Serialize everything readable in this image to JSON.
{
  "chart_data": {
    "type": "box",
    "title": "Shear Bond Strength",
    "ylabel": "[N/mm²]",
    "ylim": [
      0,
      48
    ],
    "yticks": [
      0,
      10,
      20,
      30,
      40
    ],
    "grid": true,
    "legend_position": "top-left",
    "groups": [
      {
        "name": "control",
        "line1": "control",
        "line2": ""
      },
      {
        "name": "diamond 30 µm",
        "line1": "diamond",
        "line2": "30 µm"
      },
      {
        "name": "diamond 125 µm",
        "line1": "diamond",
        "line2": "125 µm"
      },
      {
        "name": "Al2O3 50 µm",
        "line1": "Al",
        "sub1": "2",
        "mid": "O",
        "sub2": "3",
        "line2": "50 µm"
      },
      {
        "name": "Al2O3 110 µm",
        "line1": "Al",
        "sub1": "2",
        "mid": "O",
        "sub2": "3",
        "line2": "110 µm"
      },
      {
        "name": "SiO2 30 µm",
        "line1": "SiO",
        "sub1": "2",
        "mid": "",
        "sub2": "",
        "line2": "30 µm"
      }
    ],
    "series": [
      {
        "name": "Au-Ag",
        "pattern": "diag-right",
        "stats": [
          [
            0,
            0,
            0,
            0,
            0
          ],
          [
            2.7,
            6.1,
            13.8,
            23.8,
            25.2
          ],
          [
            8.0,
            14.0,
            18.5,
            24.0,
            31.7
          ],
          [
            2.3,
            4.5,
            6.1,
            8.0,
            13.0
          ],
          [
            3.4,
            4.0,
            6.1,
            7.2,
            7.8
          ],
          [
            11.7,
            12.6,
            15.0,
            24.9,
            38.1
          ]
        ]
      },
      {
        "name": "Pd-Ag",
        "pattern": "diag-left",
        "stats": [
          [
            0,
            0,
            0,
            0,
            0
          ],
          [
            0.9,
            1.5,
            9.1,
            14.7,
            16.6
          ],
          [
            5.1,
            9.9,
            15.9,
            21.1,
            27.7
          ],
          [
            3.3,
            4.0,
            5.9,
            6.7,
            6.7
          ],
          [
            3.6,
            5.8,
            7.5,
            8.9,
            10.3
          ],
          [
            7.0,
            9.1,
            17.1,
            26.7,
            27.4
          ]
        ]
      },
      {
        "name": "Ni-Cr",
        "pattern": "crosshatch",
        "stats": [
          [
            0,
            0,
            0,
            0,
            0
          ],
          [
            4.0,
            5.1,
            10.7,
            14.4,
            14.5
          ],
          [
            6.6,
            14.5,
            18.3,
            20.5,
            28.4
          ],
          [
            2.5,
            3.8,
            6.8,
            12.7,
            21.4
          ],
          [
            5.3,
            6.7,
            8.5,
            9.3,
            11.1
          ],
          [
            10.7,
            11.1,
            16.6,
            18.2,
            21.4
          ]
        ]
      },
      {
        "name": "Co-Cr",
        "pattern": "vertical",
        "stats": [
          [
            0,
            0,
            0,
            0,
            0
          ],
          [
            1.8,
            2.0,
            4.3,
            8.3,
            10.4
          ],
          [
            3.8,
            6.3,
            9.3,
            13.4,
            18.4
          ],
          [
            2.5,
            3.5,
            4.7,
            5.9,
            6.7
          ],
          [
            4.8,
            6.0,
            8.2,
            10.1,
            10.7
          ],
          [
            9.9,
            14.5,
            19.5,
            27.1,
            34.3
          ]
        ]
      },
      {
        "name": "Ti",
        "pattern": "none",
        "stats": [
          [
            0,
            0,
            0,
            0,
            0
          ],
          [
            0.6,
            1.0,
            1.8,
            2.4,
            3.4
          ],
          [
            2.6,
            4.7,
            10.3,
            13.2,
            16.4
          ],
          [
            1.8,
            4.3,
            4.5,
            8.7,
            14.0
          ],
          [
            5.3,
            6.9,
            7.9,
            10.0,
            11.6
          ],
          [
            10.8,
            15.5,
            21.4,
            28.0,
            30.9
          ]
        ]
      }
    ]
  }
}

__EXERCISE REQUIREMENTS__
Filter out all lines lacking the word "diag" and copy the rest.

__WORKED ANSWER__
        "pattern": "diag-right",
        "pattern": "diag-left",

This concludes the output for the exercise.